* BEGIN WORKING DATA *

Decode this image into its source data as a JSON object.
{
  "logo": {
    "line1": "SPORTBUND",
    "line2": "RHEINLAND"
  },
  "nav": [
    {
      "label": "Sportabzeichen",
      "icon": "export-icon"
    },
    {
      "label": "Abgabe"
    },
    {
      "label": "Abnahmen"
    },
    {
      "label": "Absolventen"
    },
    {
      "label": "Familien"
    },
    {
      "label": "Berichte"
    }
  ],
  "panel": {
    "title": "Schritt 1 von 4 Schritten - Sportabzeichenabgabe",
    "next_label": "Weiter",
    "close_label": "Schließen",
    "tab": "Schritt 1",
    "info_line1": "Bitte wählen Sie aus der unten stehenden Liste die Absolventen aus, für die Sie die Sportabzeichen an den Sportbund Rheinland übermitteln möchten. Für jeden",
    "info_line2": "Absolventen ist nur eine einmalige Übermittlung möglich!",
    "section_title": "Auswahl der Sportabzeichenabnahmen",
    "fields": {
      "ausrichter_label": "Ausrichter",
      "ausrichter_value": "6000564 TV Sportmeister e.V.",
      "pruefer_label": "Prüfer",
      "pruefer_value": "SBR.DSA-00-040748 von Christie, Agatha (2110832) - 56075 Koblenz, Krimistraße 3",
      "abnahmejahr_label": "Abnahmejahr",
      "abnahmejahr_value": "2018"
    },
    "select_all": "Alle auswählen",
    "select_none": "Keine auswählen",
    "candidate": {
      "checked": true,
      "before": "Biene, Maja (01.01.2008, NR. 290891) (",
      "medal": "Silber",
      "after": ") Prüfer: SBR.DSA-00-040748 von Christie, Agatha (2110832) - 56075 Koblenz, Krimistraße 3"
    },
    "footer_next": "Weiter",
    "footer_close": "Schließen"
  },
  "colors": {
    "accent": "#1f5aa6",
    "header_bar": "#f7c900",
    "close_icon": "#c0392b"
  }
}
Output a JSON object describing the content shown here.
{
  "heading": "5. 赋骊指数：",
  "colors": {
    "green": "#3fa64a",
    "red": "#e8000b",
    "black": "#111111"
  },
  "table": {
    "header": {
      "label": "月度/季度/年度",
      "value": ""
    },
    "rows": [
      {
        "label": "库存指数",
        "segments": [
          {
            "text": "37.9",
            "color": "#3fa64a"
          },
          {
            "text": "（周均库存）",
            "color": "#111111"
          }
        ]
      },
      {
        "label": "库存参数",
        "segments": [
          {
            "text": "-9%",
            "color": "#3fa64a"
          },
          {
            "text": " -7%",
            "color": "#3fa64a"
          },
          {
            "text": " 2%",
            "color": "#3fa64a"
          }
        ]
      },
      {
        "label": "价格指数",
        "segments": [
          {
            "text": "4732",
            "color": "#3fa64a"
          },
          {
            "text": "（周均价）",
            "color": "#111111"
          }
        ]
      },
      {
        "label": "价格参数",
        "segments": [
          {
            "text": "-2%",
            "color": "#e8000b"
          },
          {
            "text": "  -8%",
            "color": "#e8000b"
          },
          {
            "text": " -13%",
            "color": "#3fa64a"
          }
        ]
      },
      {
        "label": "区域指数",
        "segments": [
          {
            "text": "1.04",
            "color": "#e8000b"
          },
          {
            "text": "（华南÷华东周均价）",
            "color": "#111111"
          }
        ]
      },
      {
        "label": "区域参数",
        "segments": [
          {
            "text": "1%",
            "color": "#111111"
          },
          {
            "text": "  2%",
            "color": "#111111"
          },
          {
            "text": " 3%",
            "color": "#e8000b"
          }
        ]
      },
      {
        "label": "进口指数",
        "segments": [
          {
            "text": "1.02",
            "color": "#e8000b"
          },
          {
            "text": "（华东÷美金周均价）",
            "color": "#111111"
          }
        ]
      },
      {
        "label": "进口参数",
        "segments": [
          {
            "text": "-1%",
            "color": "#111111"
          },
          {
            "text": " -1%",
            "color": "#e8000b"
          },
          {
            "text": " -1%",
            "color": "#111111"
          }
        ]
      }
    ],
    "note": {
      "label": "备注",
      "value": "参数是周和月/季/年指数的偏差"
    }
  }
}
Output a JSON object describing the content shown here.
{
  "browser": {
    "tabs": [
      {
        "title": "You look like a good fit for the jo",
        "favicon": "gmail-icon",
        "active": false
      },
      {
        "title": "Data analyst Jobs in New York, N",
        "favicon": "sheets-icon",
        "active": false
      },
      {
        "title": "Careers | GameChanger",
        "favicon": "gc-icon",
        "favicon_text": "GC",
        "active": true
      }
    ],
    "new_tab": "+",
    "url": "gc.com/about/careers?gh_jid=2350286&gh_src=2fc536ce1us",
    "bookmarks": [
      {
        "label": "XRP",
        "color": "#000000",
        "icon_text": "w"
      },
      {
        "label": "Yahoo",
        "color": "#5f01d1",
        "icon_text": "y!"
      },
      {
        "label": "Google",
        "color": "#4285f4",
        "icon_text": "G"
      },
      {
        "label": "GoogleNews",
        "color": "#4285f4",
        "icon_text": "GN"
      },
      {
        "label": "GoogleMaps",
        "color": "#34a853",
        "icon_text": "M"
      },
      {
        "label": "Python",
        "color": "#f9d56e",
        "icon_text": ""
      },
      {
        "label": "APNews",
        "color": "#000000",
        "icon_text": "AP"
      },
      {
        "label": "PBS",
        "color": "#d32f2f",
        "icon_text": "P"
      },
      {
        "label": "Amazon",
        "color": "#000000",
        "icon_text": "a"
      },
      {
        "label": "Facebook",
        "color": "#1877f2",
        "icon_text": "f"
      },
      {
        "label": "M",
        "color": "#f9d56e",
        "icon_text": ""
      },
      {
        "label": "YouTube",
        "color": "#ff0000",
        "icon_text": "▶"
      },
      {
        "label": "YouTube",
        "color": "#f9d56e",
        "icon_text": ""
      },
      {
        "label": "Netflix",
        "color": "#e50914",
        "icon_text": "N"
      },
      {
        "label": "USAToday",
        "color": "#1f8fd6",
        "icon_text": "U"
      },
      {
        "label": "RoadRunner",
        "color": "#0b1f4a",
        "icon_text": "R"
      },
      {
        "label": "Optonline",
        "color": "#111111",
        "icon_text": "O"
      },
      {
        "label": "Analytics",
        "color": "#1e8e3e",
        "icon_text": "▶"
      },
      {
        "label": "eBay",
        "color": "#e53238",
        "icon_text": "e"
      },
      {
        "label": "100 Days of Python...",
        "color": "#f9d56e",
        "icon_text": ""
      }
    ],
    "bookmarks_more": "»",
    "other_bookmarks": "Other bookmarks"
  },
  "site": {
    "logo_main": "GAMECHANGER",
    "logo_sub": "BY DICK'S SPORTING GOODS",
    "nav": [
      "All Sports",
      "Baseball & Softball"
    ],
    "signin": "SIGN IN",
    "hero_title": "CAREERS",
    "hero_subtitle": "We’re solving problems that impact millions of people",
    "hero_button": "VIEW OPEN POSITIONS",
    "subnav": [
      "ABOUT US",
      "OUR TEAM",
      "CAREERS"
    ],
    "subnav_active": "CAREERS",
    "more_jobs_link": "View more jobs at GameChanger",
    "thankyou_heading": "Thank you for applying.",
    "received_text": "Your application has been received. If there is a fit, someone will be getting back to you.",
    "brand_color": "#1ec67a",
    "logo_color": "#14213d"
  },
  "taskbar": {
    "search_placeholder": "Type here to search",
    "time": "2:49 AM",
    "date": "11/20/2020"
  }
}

* END WORKING DATA *

### GIVEN REQUEST
Which lines hold the string "Christie"? Copy all of them from the data above.

### ANSWER TO THE TASK
      "pruefer_value": "SBR.DSA-00-040748 von Christie, Agatha (2110832) - 56075 Koblenz, Krimistraße 3",
      "after": ") Prüfer: SBR.DSA-00-040748 von Christie, Agatha (2110832) - 56075 Koblenz, Krimistraße 3"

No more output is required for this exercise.